The exercise - Type every record exactly as it appears.

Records

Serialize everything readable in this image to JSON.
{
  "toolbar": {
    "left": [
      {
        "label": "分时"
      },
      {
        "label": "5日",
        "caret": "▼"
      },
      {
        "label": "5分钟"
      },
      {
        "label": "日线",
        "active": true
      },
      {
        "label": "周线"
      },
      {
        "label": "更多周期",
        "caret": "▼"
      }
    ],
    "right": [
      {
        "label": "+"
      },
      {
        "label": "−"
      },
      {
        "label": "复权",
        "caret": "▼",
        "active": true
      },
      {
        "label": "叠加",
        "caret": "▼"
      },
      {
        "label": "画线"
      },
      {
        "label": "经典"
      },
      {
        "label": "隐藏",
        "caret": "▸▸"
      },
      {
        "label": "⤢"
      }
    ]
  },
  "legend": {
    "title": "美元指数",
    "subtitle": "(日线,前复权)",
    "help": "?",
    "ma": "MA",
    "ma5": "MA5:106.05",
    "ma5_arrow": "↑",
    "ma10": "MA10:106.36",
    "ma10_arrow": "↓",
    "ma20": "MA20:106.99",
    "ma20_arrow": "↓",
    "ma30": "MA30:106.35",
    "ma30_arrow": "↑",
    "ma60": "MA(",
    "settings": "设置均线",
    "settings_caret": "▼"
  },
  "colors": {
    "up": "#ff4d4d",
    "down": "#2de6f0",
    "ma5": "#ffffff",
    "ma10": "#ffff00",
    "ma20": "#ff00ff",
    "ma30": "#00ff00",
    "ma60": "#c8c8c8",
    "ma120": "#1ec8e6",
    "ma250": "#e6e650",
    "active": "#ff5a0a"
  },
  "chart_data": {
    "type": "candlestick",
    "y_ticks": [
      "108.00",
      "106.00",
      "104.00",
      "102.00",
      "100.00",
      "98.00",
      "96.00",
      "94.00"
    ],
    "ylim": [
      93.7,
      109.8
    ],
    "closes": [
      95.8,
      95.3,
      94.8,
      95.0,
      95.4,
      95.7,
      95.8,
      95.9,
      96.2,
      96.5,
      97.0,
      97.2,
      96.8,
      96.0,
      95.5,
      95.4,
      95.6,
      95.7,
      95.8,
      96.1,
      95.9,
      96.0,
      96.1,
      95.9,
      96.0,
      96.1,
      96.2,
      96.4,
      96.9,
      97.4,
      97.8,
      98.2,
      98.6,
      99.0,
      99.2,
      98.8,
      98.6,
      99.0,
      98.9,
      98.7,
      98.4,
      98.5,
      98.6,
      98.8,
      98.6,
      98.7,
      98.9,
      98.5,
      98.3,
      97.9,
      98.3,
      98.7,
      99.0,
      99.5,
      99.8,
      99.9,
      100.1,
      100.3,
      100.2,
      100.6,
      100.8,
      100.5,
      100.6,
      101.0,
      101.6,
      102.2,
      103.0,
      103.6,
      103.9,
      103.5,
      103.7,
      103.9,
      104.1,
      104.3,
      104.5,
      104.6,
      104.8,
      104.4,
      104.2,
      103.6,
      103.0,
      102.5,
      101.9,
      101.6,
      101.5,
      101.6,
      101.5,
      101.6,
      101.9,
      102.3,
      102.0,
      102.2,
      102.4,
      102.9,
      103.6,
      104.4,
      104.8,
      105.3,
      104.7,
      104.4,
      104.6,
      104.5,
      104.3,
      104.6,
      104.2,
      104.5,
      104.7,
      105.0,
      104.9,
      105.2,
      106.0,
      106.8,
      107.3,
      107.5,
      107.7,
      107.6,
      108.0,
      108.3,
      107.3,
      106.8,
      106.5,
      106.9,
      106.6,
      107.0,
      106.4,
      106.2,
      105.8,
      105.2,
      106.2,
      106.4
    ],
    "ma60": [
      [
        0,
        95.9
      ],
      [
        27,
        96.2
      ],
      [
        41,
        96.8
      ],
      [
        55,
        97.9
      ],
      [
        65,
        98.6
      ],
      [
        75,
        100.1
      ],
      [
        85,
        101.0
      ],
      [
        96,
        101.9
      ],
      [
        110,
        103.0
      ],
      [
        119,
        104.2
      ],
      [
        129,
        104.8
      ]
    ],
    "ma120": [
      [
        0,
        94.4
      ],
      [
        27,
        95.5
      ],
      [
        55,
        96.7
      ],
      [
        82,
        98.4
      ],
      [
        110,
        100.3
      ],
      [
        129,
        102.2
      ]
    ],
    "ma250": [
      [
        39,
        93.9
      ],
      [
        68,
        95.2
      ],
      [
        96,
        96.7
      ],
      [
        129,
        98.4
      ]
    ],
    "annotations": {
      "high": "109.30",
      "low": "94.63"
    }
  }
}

Result -
Serialize everything readable in this image to JSON.
{
  "toolbar": {
    "left": [
      {
        "label": "分时"
      },
      {
        "label": "5日",
        "caret": "▼"
      },
      {
        "label": "5分钟"
      },
      {
        "label": "日线",
        "active": true
      },
      {
        "label": "周线"
      },
      {
        "label": "更多周期",
        "caret": "▼"
      }
    ],
    "right": [
      {
        "label": "+"
      },
      {
        "label": "−"
      },
      {
        "label": "复权",
        "caret": "▼",
        "active": true
      },
      {
        "label": "叠加",
        "caret": "▼"
      },
      {
        "label": "画线"
      },
      {
        "label": "经典"
      },
      {
        "label": "隐藏",
        "caret": "▸▸"
      },
      {
        "label": "⤢"
      }
    ]
  },
  "legend": {
    "title": "美元指数",
    "subtitle": "(日线,前复权)",
    "help": "?",
    "ma": "MA",
    "ma5": "MA5:106.05",
    "ma5_arrow": "↑",
    "ma10": "MA10:106.36",
    "ma10_arrow": "↓",
    "ma20": "MA20:106.99",
    "ma20_arrow": "↓",
    "ma30": "MA30:106.35",
    "ma30_arrow": "↑",
    "ma60": "MA(",
    "settings": "设置均线",
    "settings_caret": "▼"
  },
  "colors": {
    "up": "#ff4d4d",
    "down": "#2de6f0",
    "ma5": "#ffffff",
    "ma10": "#ffff00",
    "ma20": "#ff00ff",
    "ma30": "#00ff00",
    "ma60": "#c8c8c8",
    "ma120": "#1ec8e6",
    "ma250": "#e6e650",
    "active": "#ff5a0a"
  },
  "chart_data": {
    "type": "candlestick",
    "y_ticks": [
      "108.00",
      "106.00",
      "104.00",
      "102.00",
      "100.00",
      "98.00",
      "96.00",
      "94.00"
    ],
    "ylim": [
      93.7,
      109.8
    ],
    "closes": [
      95.8,
      95.3,
      94.8,
      95.0,
      95.4,
      95.7,
      95.8,
      95.9,
      96.2,
      96.5,
      97.0,
      97.2,
      96.8,
      96.0,
      95.5,
      95.4,
      95.6,
      95.7,
      95.8,
      96.1,
      95.9,
      96.0,
      96.1,
      95.9,
      96.0,
      96.1,
      96.2,
      96.4,
      96.9,
      97.4,
      97.8,
      98.2,
      98.6,
      99.0,
      99.2,
      98.8,
      98.6,
      99.0,
      98.9,
      98.7,
      98.4,
      98.5,
      98.6,
      98.8,
      98.6,
      98.7,
      98.9,
      98.5,
      98.3,
      97.9,
      98.3,
      98.7,
      99.0,
      99.5,
      99.8,
      99.9,
      100.1,
      100.3,
      100.2,
      100.6,
      100.8,
      100.5,
      100.6,
      101.0,
      101.6,
      102.2,
      103.0,
      103.6,
      103.9,
      103.5,
      103.7,
      103.9,
      104.1,
      104.3,
      104.5,
      104.6,
      104.8,
      104.4,
      104.2,
      103.6,
      103.0,
      102.5,
      101.9,
      101.6,
      101.5,
      101.6,
      101.5,
      101.6,
      101.9,
      102.3,
      102.0,
      102.2,
      102.4,
      102.9,
      103.6,
      104.4,
      104.8,
      105.3,
      104.7,
      104.4,
      104.6,
      104.5,
      104.3,
      104.6,
      104.2,
      104.5,
      104.7,
      105.0,
      104.9,
      105.2,
      106.0,
      106.8,
      107.3,
      107.5,
      107.7,
      107.6,
      108.0,
      108.3,
      107.3,
      106.8,
      106.5,
      106.9,
      106.6,
      107.0,
      106.4,
      106.2,
      105.8,
      105.2,
      106.2,
      106.4
    ],
    "ma60": [
      [
        0,
        95.9
      ],
      [
        27,
        96.2
      ],
      [
        41,
        96.8
      ],
      [
        55,
        97.9
      ],
      [
        65,
        98.6
      ],
      [
        75,
        100.1
      ],
      [
        85,
        101.0
      ],
      [
        96,
        101.9
      ],
      [
        110,
        103.0
      ],
      [
        119,
        104.2
      ],
      [
        129,
        104.8
      ]
    ],
    "ma120": [
      [
        0,
        94.4
      ],
      [
        27,
        95.5
      ],
      [
        55,
        96.7
      ],
      [
        82,
        98.4
      ],
      [
        110,
        100.3
      ],
      [
        129,
        102.2
      ]
    ],
    "ma250": [
      [
        39,
        93.9
      ],
      [
        68,
        95.2
      ],
      [
        96,
        96.7
      ],
      [
        129,
        98.4
      ]
    ],
    "annotations": {
      "high": "109.30",
      "low": "94.63"
    }
  }
}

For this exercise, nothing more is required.